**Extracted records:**
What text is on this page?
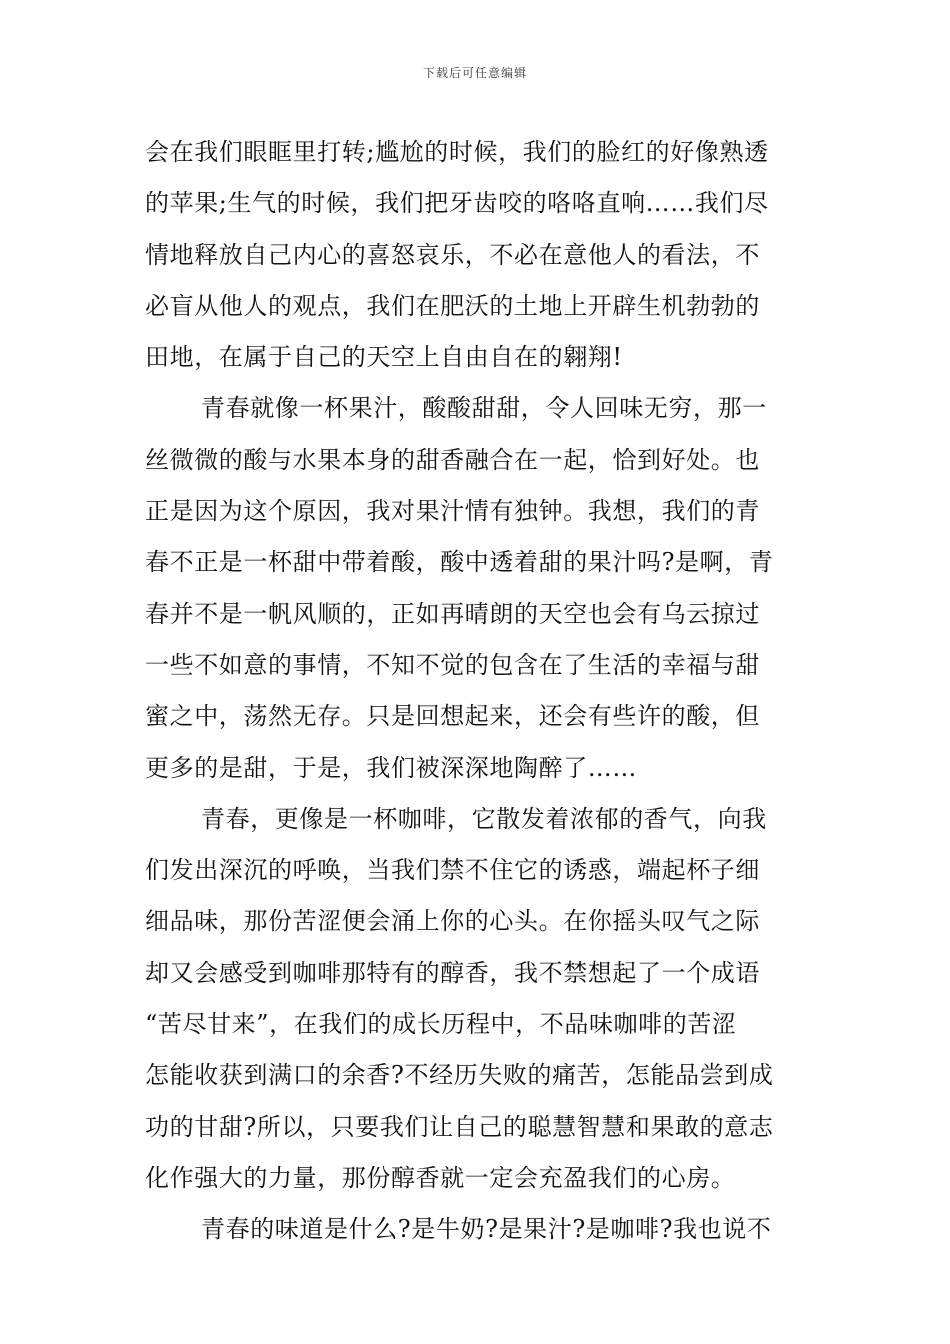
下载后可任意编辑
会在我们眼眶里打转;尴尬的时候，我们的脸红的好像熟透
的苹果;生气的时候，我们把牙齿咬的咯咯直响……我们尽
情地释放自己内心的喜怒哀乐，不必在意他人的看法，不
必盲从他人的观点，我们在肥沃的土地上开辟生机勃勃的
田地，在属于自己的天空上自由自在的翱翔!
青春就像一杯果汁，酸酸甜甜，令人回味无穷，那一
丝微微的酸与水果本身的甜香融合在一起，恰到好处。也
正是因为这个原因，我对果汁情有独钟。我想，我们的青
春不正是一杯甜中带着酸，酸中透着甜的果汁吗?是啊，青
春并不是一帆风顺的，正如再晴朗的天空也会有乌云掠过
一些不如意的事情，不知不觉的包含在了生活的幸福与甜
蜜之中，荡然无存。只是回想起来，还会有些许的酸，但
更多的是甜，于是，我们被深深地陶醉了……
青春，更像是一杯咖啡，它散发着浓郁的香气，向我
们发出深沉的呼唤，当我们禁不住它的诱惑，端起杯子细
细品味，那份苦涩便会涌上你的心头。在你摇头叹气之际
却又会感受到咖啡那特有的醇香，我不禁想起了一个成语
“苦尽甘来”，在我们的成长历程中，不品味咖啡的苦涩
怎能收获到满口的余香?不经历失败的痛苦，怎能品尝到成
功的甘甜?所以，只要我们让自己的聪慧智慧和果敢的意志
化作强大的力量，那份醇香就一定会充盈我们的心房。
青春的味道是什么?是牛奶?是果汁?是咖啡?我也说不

**INSTRUCTION:** Omit each picture, then return all of the listing exactly as it stands.

**RESPONSE FOR THIS EXERCISE:**
What text is on this page?
下载后可任意编辑
会在我们眼眶里打转;尴尬的时候，我们的脸红的好像熟透
的苹果;生气的时候，我们把牙齿咬的咯咯直响……我们尽
情地释放自己内心的喜怒哀乐，不必在意他人的看法，不
必盲从他人的观点，我们在肥沃的土地上开辟生机勃勃的
田地，在属于自己的天空上自由自在的翱翔!
青春就像一杯果汁，酸酸甜甜，令人回味无穷，那一
丝微微的酸与水果本身的甜香融合在一起，恰到好处。也
正是因为这个原因，我对果汁情有独钟。我想，我们的青
春不正是一杯甜中带着酸，酸中透着甜的果汁吗?是啊，青
春并不是一帆风顺的，正如再晴朗的天空也会有乌云掠过
一些不如意的事情，不知不觉的包含在了生活的幸福与甜
蜜之中，荡然无存。只是回想起来，还会有些许的酸，但
更多的是甜，于是，我们被深深地陶醉了……
青春，更像是一杯咖啡，它散发着浓郁的香气，向我
们发出深沉的呼唤，当我们禁不住它的诱惑，端起杯子细
细品味，那份苦涩便会涌上你的心头。在你摇头叹气之际
却又会感受到咖啡那特有的醇香，我不禁想起了一个成语
“苦尽甘来”，在我们的成长历程中，不品味咖啡的苦涩
怎能收获到满口的余香?不经历失败的痛苦，怎能品尝到成
功的甘甜?所以，只要我们让自己的聪慧智慧和果敢的意志
化作强大的力量，那份醇香就一定会充盈我们的心房。
青春的味道是什么?是牛奶?是果汁?是咖啡?我也说不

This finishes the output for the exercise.